◆ **Task to complete**
Copy the records below exactly as they are written.

Dataset items:

# # # # # # #

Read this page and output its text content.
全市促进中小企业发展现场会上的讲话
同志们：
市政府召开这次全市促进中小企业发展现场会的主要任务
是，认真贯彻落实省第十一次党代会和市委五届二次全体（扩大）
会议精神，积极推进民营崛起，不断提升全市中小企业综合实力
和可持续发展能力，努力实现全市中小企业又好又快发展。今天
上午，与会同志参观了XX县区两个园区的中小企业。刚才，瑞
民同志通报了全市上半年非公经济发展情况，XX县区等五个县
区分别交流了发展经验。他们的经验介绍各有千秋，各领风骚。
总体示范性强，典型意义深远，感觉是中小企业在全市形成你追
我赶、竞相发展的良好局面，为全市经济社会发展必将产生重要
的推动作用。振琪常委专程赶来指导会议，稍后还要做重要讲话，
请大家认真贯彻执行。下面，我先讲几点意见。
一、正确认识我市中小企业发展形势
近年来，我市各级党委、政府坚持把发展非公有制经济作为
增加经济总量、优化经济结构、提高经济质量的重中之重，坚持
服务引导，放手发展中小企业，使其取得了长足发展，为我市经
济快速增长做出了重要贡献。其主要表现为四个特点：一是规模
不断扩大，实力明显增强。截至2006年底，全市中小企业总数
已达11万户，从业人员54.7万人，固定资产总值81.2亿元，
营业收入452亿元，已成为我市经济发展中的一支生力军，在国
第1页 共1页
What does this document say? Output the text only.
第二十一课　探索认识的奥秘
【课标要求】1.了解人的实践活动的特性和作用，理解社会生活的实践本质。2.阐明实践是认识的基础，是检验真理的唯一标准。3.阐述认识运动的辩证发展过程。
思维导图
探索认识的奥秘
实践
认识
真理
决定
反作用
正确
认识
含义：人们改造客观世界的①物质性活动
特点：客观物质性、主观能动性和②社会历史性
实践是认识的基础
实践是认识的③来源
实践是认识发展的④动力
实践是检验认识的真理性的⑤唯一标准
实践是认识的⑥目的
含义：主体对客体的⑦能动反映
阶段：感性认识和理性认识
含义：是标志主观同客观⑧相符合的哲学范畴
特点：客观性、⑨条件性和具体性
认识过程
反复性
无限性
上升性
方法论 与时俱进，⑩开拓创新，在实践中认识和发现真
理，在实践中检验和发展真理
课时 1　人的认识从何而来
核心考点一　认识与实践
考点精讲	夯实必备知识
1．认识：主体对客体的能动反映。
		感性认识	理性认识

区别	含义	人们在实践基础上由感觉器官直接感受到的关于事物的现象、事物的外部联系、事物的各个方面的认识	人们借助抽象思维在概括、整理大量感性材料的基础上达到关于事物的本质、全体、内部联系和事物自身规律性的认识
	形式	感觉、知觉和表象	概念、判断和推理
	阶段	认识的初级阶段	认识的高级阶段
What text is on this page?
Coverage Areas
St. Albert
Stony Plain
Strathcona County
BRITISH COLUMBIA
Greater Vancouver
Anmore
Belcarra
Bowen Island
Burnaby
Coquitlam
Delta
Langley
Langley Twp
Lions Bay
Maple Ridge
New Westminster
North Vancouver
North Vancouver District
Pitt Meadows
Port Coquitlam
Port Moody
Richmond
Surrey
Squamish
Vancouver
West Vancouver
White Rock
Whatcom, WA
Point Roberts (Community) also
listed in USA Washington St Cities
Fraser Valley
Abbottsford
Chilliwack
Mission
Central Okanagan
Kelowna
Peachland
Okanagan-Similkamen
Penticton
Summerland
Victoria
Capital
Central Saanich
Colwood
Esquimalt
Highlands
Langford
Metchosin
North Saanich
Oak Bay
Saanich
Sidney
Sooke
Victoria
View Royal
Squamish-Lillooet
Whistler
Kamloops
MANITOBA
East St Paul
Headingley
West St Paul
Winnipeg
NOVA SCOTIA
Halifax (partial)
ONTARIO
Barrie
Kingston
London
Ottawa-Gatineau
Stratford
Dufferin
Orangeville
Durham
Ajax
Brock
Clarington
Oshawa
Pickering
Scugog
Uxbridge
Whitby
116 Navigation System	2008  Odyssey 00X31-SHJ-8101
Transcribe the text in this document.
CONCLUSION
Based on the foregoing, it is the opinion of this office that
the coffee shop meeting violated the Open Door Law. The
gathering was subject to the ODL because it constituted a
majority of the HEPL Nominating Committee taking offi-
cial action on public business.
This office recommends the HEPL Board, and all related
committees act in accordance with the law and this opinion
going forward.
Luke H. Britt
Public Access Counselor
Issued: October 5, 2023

# # # # # # #

◆ **Solution**
Read this page and output its text content.
全市促进中小企业发展现场会上的讲话
同志们：
市政府召开这次全市促进中小企业发展现场会的主要任务
是，认真贯彻落实省第十一次党代会和市委五届二次全体（扩大）
会议精神，积极推进民营崛起，不断提升全市中小企业综合实力
和可持续发展能力，努力实现全市中小企业又好又快发展。今天
上午，与会同志参观了XX县区两个园区的中小企业。刚才，瑞
民同志通报了全市上半年非公经济发展情况，XX县区等五个县
区分别交流了发展经验。他们的经验介绍各有千秋，各领风骚。
总体示范性强，典型意义深远，感觉是中小企业在全市形成你追
我赶、竞相发展的良好局面，为全市经济社会发展必将产生重要
的推动作用。振琪常委专程赶来指导会议，稍后还要做重要讲话，
请大家认真贯彻执行。下面，我先讲几点意见。
一、正确认识我市中小企业发展形势
近年来，我市各级党委、政府坚持把发展非公有制经济作为
增加经济总量、优化经济结构、提高经济质量的重中之重，坚持
服务引导，放手发展中小企业，使其取得了长足发展，为我市经
济快速增长做出了重要贡献。其主要表现为四个特点：一是规模
不断扩大，实力明显增强。截至2006年底，全市中小企业总数
已达11万户，从业人员54.7万人，固定资产总值81.2亿元，
营业收入452亿元，已成为我市经济发展中的一支生力军，在国
第1页 共1页
What does this document say? Output the text only.
第二十一课　探索认识的奥秘
【课标要求】1.了解人的实践活动的特性和作用，理解社会生活的实践本质。2.阐明实践是认识的基础，是检验真理的唯一标准。3.阐述认识运动的辩证发展过程。
思维导图
探索认识的奥秘
实践
认识
真理
决定
反作用
正确
认识
含义：人们改造客观世界的①物质性活动
特点：客观物质性、主观能动性和②社会历史性
实践是认识的基础
实践是认识的③来源
实践是认识发展的④动力
实践是检验认识的真理性的⑤唯一标准
实践是认识的⑥目的
含义：主体对客体的⑦能动反映
阶段：感性认识和理性认识
含义：是标志主观同客观⑧相符合的哲学范畴
特点：客观性、⑨条件性和具体性
认识过程
反复性
无限性
上升性
方法论 与时俱进，⑩开拓创新，在实践中认识和发现真
理，在实践中检验和发展真理
课时 1　人的认识从何而来
核心考点一　认识与实践
考点精讲	夯实必备知识
1．认识：主体对客体的能动反映。
		感性认识	理性认识

区别	含义	人们在实践基础上由感觉器官直接感受到的关于事物的现象、事物的外部联系、事物的各个方面的认识	人们借助抽象思维在概括、整理大量感性材料的基础上达到关于事物的本质、全体、内部联系和事物自身规律性的认识
	形式	感觉、知觉和表象	概念、判断和推理
	阶段	认识的初级阶段	认识的高级阶段
What text is on this page?
Coverage Areas
St. Albert
Stony Plain
Strathcona County
BRITISH COLUMBIA
Greater Vancouver
Anmore
Belcarra
Bowen Island
Burnaby
Coquitlam
Delta
Langley
Langley Twp
Lions Bay
Maple Ridge
New Westminster
North Vancouver
North Vancouver District
Pitt Meadows
Port Coquitlam
Port Moody
Richmond
Surrey
Squamish
Vancouver
West Vancouver
White Rock
Whatcom, WA
Point Roberts (Community) also
listed in USA Washington St Cities
Fraser Valley
Abbottsford
Chilliwack
Mission
Central Okanagan
Kelowna
Peachland
Okanagan-Similkamen
Penticton
Summerland
Victoria
Capital
Central Saanich
Colwood
Esquimalt
Highlands
Langford
Metchosin
North Saanich
Oak Bay
Saanich
Sidney
Sooke
Victoria
View Royal
Squamish-Lillooet
Whistler
Kamloops
MANITOBA
East St Paul
Headingley
West St Paul
Winnipeg
NOVA SCOTIA
Halifax (partial)
ONTARIO
Barrie
Kingston
London
Ottawa-Gatineau
Stratford
Dufferin
Orangeville
Durham
Ajax
Brock
Clarington
Oshawa
Pickering
Scugog
Uxbridge
Whitby
116 Navigation System	2008  Odyssey 00X31-SHJ-8101
Transcribe the text in this document.
CONCLUSION
Based on the foregoing, it is the opinion of this office that
the coffee shop meeting violated the Open Door Law. The
gathering was subject to the ODL because it constituted a
majority of the HEPL Nominating Committee taking offi-
cial action on public business.
This office recommends the HEPL Board, and all related
committees act in accordance with the law and this opinion
going forward.
Luke H. Britt
Public Access Counselor
Issued: October 5, 2023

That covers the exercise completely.